Written request: Filter the data below for the string "Metaphor" and copy each matching line.

Entries:
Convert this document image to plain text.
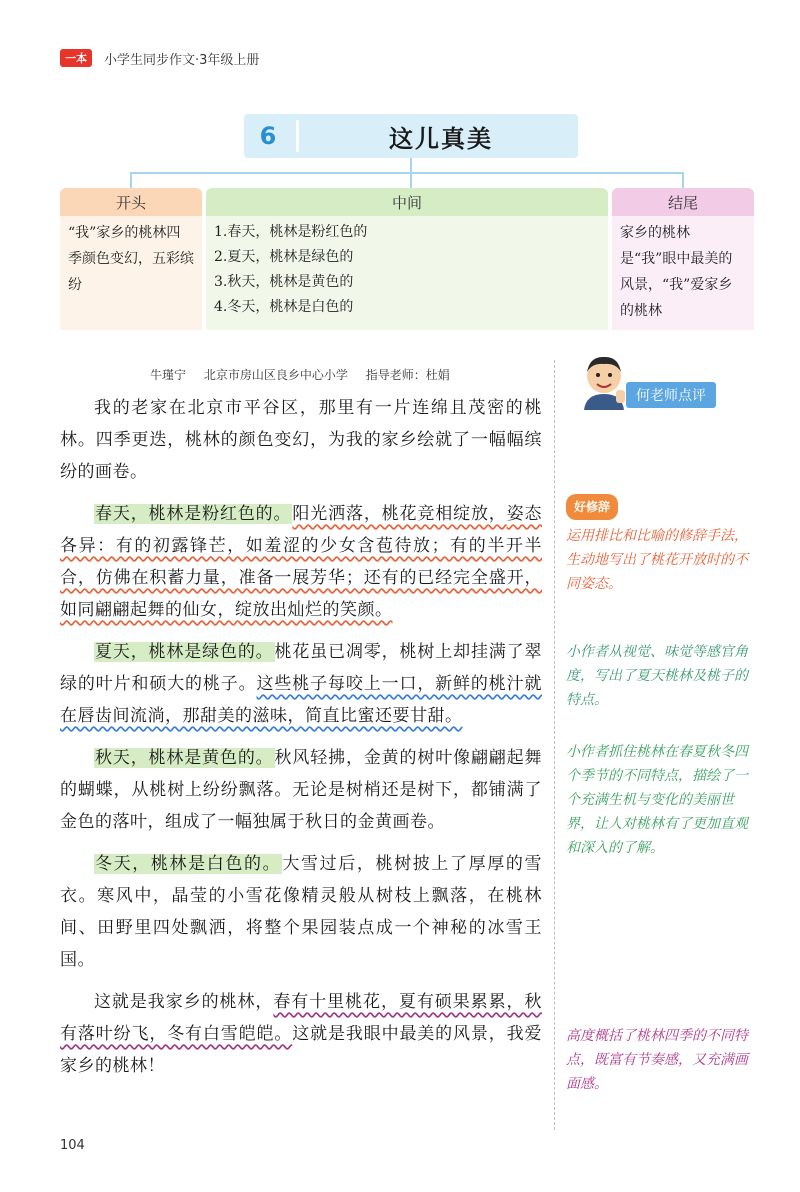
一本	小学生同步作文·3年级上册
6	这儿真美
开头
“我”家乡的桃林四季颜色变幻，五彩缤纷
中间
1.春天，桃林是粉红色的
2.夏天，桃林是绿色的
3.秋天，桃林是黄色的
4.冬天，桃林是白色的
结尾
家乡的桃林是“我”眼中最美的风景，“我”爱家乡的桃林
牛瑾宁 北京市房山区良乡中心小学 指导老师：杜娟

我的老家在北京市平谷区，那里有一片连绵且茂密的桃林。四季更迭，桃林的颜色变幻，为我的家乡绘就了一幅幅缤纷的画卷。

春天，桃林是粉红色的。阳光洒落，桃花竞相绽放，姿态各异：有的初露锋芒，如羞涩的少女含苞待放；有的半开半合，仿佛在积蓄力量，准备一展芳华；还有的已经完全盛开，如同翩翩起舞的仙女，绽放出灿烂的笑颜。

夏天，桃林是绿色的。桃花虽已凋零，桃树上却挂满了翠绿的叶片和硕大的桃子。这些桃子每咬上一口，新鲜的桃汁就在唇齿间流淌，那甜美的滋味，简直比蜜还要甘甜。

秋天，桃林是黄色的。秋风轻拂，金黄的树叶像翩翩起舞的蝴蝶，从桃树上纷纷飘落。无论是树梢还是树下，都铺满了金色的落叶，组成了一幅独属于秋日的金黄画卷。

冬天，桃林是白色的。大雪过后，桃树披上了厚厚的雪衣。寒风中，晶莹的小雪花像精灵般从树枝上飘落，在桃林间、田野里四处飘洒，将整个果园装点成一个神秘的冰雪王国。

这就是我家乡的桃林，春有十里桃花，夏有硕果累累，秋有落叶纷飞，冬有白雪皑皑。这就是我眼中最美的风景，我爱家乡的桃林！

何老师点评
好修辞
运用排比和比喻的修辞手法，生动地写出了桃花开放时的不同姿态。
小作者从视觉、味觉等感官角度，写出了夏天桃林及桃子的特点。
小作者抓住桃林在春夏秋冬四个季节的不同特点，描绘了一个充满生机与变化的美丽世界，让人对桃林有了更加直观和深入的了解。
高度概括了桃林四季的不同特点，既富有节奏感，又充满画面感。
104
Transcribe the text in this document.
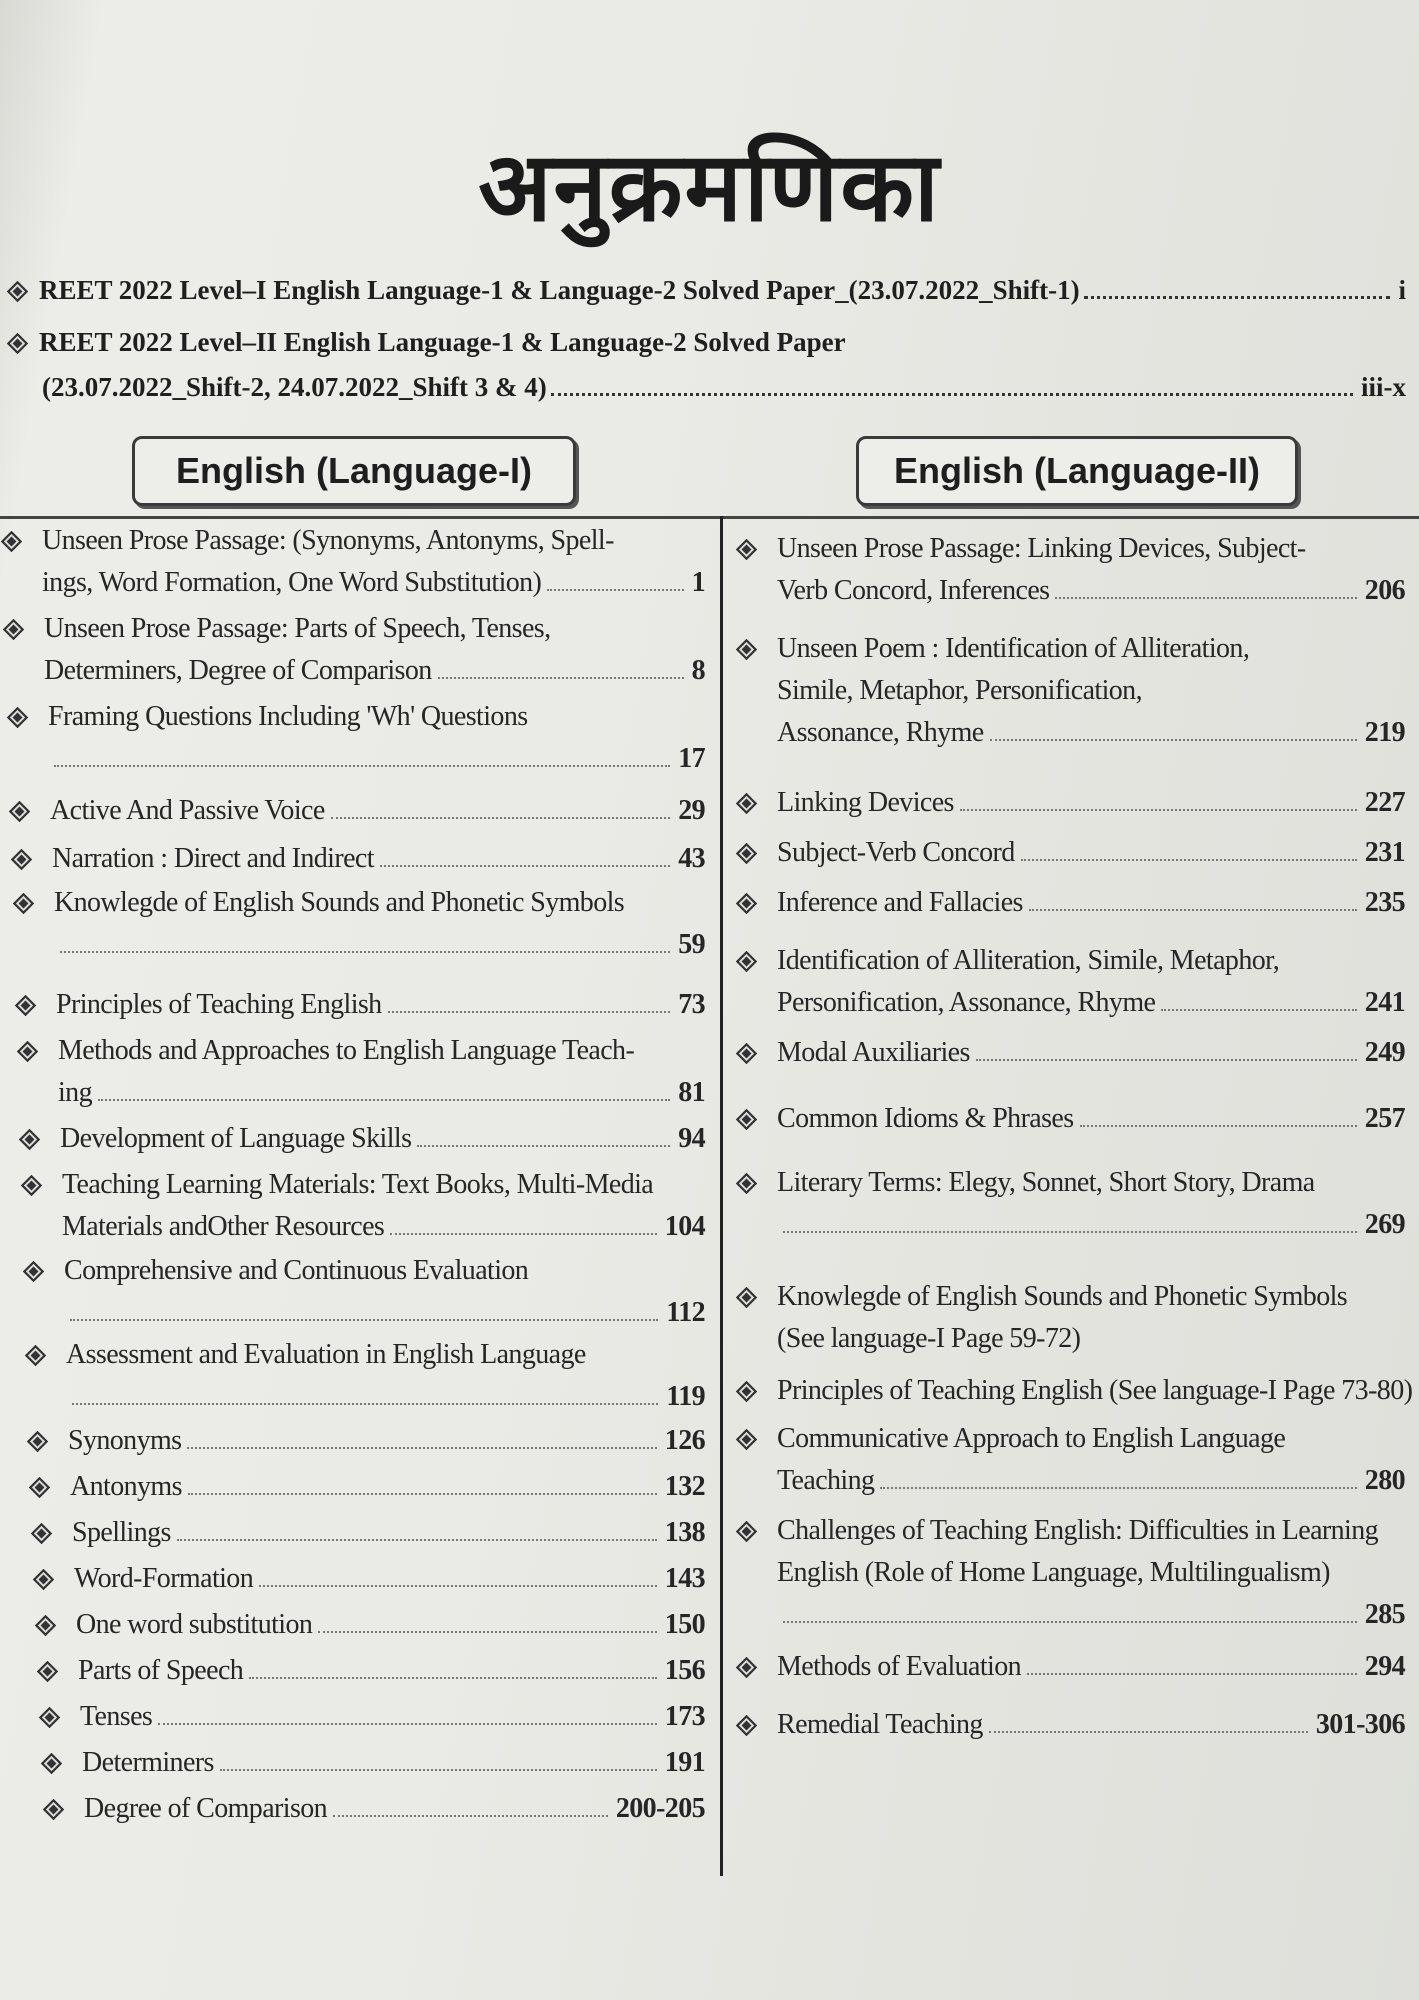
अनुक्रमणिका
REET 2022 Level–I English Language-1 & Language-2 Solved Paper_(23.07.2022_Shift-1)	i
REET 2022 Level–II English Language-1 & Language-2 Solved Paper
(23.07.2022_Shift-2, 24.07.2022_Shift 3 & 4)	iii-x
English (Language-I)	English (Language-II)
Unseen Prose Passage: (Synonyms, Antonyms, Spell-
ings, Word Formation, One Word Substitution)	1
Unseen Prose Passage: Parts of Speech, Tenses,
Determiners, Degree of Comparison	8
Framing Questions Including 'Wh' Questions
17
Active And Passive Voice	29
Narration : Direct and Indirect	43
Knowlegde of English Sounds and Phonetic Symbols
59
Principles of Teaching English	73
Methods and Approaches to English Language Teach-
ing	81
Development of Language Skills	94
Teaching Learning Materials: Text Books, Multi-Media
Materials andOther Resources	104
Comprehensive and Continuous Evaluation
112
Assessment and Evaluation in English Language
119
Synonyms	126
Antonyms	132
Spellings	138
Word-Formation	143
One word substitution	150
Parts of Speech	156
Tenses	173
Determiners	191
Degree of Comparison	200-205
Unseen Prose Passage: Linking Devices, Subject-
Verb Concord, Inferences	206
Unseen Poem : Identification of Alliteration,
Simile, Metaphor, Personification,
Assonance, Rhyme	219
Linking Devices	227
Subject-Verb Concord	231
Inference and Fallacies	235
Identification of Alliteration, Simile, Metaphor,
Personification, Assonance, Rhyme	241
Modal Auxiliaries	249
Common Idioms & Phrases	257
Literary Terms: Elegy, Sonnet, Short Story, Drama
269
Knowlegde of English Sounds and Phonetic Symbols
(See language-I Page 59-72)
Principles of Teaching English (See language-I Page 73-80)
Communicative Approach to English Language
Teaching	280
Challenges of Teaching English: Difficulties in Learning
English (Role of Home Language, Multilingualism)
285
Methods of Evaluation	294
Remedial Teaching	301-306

Complete response:
Simile, Metaphor, Personification,
Identification of Alliteration, Simile, Metaphor,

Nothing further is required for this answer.